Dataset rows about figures
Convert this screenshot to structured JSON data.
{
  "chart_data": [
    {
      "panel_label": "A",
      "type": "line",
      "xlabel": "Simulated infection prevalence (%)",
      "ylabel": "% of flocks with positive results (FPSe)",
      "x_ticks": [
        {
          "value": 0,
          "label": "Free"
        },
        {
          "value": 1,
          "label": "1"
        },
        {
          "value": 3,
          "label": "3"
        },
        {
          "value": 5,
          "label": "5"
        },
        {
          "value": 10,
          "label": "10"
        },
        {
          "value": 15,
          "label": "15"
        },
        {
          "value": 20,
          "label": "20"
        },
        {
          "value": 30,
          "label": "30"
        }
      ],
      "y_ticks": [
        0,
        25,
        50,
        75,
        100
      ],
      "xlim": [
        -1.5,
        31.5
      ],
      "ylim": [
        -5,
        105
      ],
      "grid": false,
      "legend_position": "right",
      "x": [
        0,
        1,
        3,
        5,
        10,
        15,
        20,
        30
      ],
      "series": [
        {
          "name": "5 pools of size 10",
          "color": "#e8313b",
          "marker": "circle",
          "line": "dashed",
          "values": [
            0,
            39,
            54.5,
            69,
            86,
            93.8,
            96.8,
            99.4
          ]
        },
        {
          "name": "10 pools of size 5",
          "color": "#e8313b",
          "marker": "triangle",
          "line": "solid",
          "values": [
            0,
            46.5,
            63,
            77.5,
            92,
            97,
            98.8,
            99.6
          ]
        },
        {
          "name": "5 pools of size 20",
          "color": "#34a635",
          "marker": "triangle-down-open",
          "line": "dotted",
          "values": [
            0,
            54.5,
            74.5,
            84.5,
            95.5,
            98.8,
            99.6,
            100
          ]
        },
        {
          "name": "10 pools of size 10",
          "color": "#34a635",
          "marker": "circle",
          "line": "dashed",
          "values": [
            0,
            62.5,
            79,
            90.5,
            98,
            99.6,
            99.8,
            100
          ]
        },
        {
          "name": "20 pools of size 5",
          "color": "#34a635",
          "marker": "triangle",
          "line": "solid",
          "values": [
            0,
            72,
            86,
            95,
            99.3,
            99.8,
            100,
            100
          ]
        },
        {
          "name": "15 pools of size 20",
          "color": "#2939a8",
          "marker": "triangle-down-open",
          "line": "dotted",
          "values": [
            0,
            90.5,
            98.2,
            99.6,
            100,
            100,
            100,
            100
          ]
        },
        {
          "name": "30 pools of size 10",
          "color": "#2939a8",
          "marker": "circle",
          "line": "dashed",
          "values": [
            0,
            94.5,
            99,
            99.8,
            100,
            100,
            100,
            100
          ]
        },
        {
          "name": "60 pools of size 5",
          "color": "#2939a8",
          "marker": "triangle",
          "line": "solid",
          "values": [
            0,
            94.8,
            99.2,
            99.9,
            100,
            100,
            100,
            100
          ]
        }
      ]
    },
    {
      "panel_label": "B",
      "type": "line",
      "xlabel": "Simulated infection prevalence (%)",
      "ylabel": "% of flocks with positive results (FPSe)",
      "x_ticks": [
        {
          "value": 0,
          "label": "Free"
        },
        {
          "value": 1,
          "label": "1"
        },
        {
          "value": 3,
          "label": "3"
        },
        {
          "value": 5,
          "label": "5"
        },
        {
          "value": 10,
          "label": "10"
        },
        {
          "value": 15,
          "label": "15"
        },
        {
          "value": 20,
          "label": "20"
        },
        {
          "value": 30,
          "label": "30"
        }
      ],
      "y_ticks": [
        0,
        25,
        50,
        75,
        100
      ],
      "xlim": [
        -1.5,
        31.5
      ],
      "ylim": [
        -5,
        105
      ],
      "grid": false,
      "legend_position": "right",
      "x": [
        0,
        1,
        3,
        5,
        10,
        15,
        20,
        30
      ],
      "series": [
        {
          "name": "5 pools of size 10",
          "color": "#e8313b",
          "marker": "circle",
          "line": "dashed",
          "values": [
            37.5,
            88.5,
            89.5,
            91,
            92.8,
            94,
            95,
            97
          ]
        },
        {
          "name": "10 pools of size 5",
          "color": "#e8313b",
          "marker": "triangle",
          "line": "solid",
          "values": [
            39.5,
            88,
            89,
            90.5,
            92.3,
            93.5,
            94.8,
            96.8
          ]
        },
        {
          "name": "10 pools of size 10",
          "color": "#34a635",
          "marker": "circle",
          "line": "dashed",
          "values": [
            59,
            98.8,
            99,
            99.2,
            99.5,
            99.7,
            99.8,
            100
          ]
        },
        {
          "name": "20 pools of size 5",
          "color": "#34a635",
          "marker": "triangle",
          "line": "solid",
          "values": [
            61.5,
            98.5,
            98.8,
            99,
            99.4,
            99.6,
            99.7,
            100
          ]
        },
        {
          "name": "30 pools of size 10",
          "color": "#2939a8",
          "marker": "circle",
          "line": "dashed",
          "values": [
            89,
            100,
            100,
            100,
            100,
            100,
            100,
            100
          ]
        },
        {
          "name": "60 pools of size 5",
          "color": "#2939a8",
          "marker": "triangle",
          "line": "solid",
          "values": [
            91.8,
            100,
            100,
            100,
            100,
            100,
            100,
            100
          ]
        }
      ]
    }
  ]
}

_Exercise instructions_:
Please give back all of the records exactly as written.

_The completed task_:
Convert this screenshot to structured JSON data.
{
  "chart_data": [
    {
      "panel_label": "A",
      "type": "line",
      "xlabel": "Simulated infection prevalence (%)",
      "ylabel": "% of flocks with positive results (FPSe)",
      "x_ticks": [
        {
          "value": 0,
          "label": "Free"
        },
        {
          "value": 1,
          "label": "1"
        },
        {
          "value": 3,
          "label": "3"
        },
        {
          "value": 5,
          "label": "5"
        },
        {
          "value": 10,
          "label": "10"
        },
        {
          "value": 15,
          "label": "15"
        },
        {
          "value": 20,
          "label": "20"
        },
        {
          "value": 30,
          "label": "30"
        }
      ],
      "y_ticks": [
        0,
        25,
        50,
        75,
        100
      ],
      "xlim": [
        -1.5,
        31.5
      ],
      "ylim": [
        -5,
        105
      ],
      "grid": false,
      "legend_position": "right",
      "x": [
        0,
        1,
        3,
        5,
        10,
        15,
        20,
        30
      ],
      "series": [
        {
          "name": "5 pools of size 10",
          "color": "#e8313b",
          "marker": "circle",
          "line": "dashed",
          "values": [
            0,
            39,
            54.5,
            69,
            86,
            93.8,
            96.8,
            99.4
          ]
        },
        {
          "name": "10 pools of size 5",
          "color": "#e8313b",
          "marker": "triangle",
          "line": "solid",
          "values": [
            0,
            46.5,
            63,
            77.5,
            92,
            97,
            98.8,
            99.6
          ]
        },
        {
          "name": "5 pools of size 20",
          "color": "#34a635",
          "marker": "triangle-down-open",
          "line": "dotted",
          "values": [
            0,
            54.5,
            74.5,
            84.5,
            95.5,
            98.8,
            99.6,
            100
          ]
        },
        {
          "name": "10 pools of size 10",
          "color": "#34a635",
          "marker": "circle",
          "line": "dashed",
          "values": [
            0,
            62.5,
            79,
            90.5,
            98,
            99.6,
            99.8,
            100
          ]
        },
        {
          "name": "20 pools of size 5",
          "color": "#34a635",
          "marker": "triangle",
          "line": "solid",
          "values": [
            0,
            72,
            86,
            95,
            99.3,
            99.8,
            100,
            100
          ]
        },
        {
          "name": "15 pools of size 20",
          "color": "#2939a8",
          "marker": "triangle-down-open",
          "line": "dotted",
          "values": [
            0,
            90.5,
            98.2,
            99.6,
            100,
            100,
            100,
            100
          ]
        },
        {
          "name": "30 pools of size 10",
          "color": "#2939a8",
          "marker": "circle",
          "line": "dashed",
          "values": [
            0,
            94.5,
            99,
            99.8,
            100,
            100,
            100,
            100
          ]
        },
        {
          "name": "60 pools of size 5",
          "color": "#2939a8",
          "marker": "triangle",
          "line": "solid",
          "values": [
            0,
            94.8,
            99.2,
            99.9,
            100,
            100,
            100,
            100
          ]
        }
      ]
    },
    {
      "panel_label": "B",
      "type": "line",
      "xlabel": "Simulated infection prevalence (%)",
      "ylabel": "% of flocks with positive results (FPSe)",
      "x_ticks": [
        {
          "value": 0,
          "label": "Free"
        },
        {
          "value": 1,
          "label": "1"
        },
        {
          "value": 3,
          "label": "3"
        },
        {
          "value": 5,
          "label": "5"
        },
        {
          "value": 10,
          "label": "10"
        },
        {
          "value": 15,
          "label": "15"
        },
        {
          "value": 20,
          "label": "20"
        },
        {
          "value": 30,
          "label": "30"
        }
      ],
      "y_ticks": [
        0,
        25,
        50,
        75,
        100
      ],
      "xlim": [
        -1.5,
        31.5
      ],
      "ylim": [
        -5,
        105
      ],
      "grid": false,
      "legend_position": "right",
      "x": [
        0,
        1,
        3,
        5,
        10,
        15,
        20,
        30
      ],
      "series": [
        {
          "name": "5 pools of size 10",
          "color": "#e8313b",
          "marker": "circle",
          "line": "dashed",
          "values": [
            37.5,
            88.5,
            89.5,
            91,
            92.8,
            94,
            95,
            97
          ]
        },
        {
          "name": "10 pools of size 5",
          "color": "#e8313b",
          "marker": "triangle",
          "line": "solid",
          "values": [
            39.5,
            88,
            89,
            90.5,
            92.3,
            93.5,
            94.8,
            96.8
          ]
        },
        {
          "name": "10 pools of size 10",
          "color": "#34a635",
          "marker": "circle",
          "line": "dashed",
          "values": [
            59,
            98.8,
            99,
            99.2,
            99.5,
            99.7,
            99.8,
            100
          ]
        },
        {
          "name": "20 pools of size 5",
          "color": "#34a635",
          "marker": "triangle",
          "line": "solid",
          "values": [
            61.5,
            98.5,
            98.8,
            99,
            99.4,
            99.6,
            99.7,
            100
          ]
        },
        {
          "name": "30 pools of size 10",
          "color": "#2939a8",
          "marker": "circle",
          "line": "dashed",
          "values": [
            89,
            100,
            100,
            100,
            100,
            100,
            100,
            100
          ]
        },
        {
          "name": "60 pools of size 5",
          "color": "#2939a8",
          "marker": "triangle",
          "line": "solid",
          "values": [
            91.8,
            100,
            100,
            100,
            100,
            100,
            100,
            100
          ]
        }
      ]
    }
  ]
}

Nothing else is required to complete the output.